Dataset items:
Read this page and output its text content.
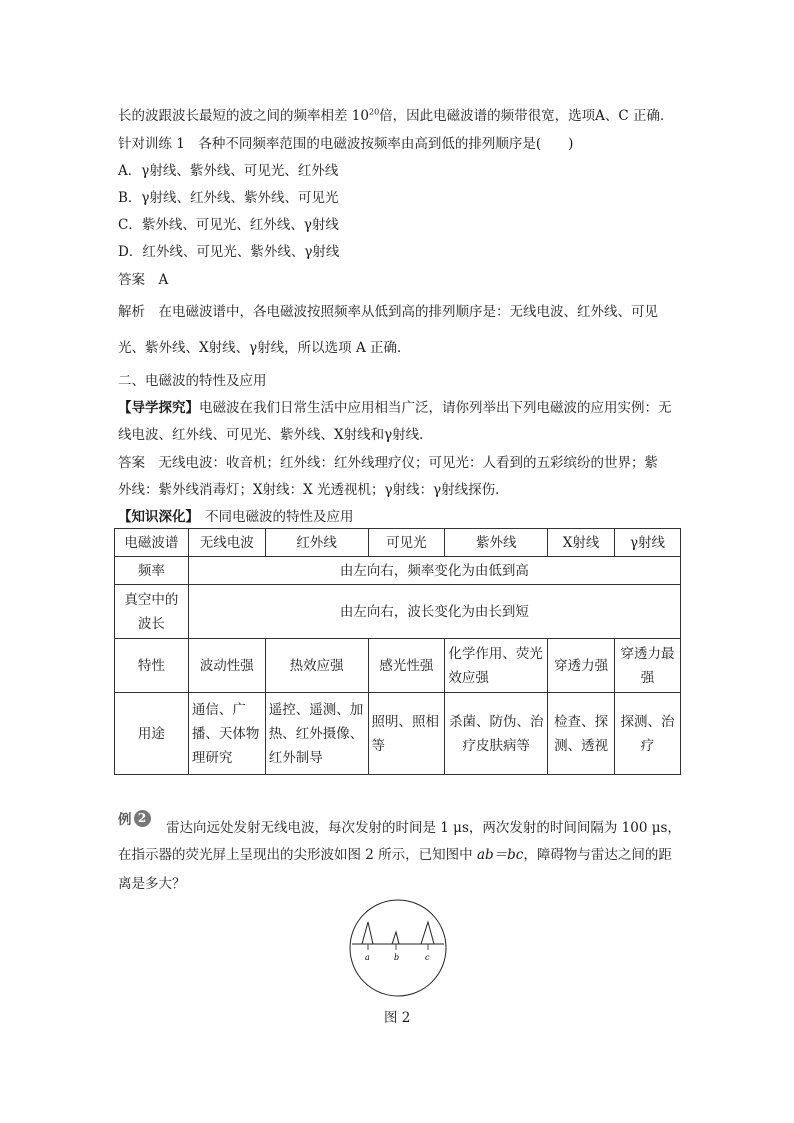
长的波跟波长最短的波之间的频率相差 $10^{20}$倍，因此电磁波谱的频带很宽，选项A、C 正确．
针对训练 1　各种不同频率范围的电磁波按频率由高到低的排列顺序是(　　)
A．γ射线、紫外线、可见光、红外线
B．γ射线、红外线、紫外线、可见光
C．紫外线、可见光、红外线、γ射线
D．红外线、可见光、紫外线、γ射线
答案　A
解析　在电磁波谱中，各电磁波按照频率从低到高的排列顺序是：无线电波、红外线、可见
光、紫外线、X射线、γ射线，所以选项 A 正确．
二、电磁波的特性及应用
【导学探究】电磁波在我们日常生活中应用相当广泛，请你列举出下列电磁波的应用实例：无
线电波、红外线、可见光、紫外线、X射线和γ射线．
答案　无线电波：收音机；红外线：红外线理疗仪；可见光：人看到的五彩缤纷的世界；紫
外线：紫外线消毒灯；X射线：X 光透视机；γ射线：γ射线探伤．
【知识深化】 不同电磁波的特性及应用
电磁波谱	无线电波	红外线	可见光	紫外线	X射线	γ射线
频率	由左向右，频率变化为由低到高					
真空中的
波长	由左向右，波长变化为由长到短					
特性	波动性强	热效应强	感光性强	化学作用、荧光效应强	穿透力强	穿透力最强
用途	通信、广播、天体物理研究	遥控、遥测、加热、红外摄像、红外制导	照明、照相等	杀菌、防伪、治疗皮肤病等	检查、探测、透视	探测、治疗
例 2
雷达向远处发射无线电波，每次发射的时间是 1 μs，两次发射的时间间隔为 100 μs，
在指示器的荧光屏上呈现出的尖形波如图 2 所示，已知图中 ab＝bc，障碍物与雷达之间的距
离是多大？
a	b	c
图 2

WHAT IS REQUIRED:
The entries above should be reproduced exactly, without their pictures.

COMPLETED EXERCISE:
Read this page and output its text content.
长的波跟波长最短的波之间的频率相差 $10^{20}$倍，因此电磁波谱的频带很宽，选项A、C 正确．
针对训练 1　各种不同频率范围的电磁波按频率由高到低的排列顺序是(　　)
A．γ射线、紫外线、可见光、红外线
B．γ射线、红外线、紫外线、可见光
C．紫外线、可见光、红外线、γ射线
D．红外线、可见光、紫外线、γ射线
答案　A
解析　在电磁波谱中，各电磁波按照频率从低到高的排列顺序是：无线电波、红外线、可见
光、紫外线、X射线、γ射线，所以选项 A 正确．
二、电磁波的特性及应用
【导学探究】电磁波在我们日常生活中应用相当广泛，请你列举出下列电磁波的应用实例：无
线电波、红外线、可见光、紫外线、X射线和γ射线．
答案　无线电波：收音机；红外线：红外线理疗仪；可见光：人看到的五彩缤纷的世界；紫
外线：紫外线消毒灯；X射线：X 光透视机；γ射线：γ射线探伤．
【知识深化】 不同电磁波的特性及应用
电磁波谱	无线电波	红外线	可见光	紫外线	X射线	γ射线
频率	由左向右，频率变化为由低到高					
真空中的
波长	由左向右，波长变化为由长到短					
特性	波动性强	热效应强	感光性强	化学作用、荧光效应强	穿透力强	穿透力最强
用途	通信、广播、天体物理研究	遥控、遥测、加热、红外摄像、红外制导	照明、照相等	杀菌、防伪、治疗皮肤病等	检查、探测、透视	探测、治疗
例 2
雷达向远处发射无线电波，每次发射的时间是 1 μs，两次发射的时间间隔为 100 μs，
在指示器的荧光屏上呈现出的尖形波如图 2 所示，已知图中 ab＝bc，障碍物与雷达之间的距
离是多大？
a	b	c
图 2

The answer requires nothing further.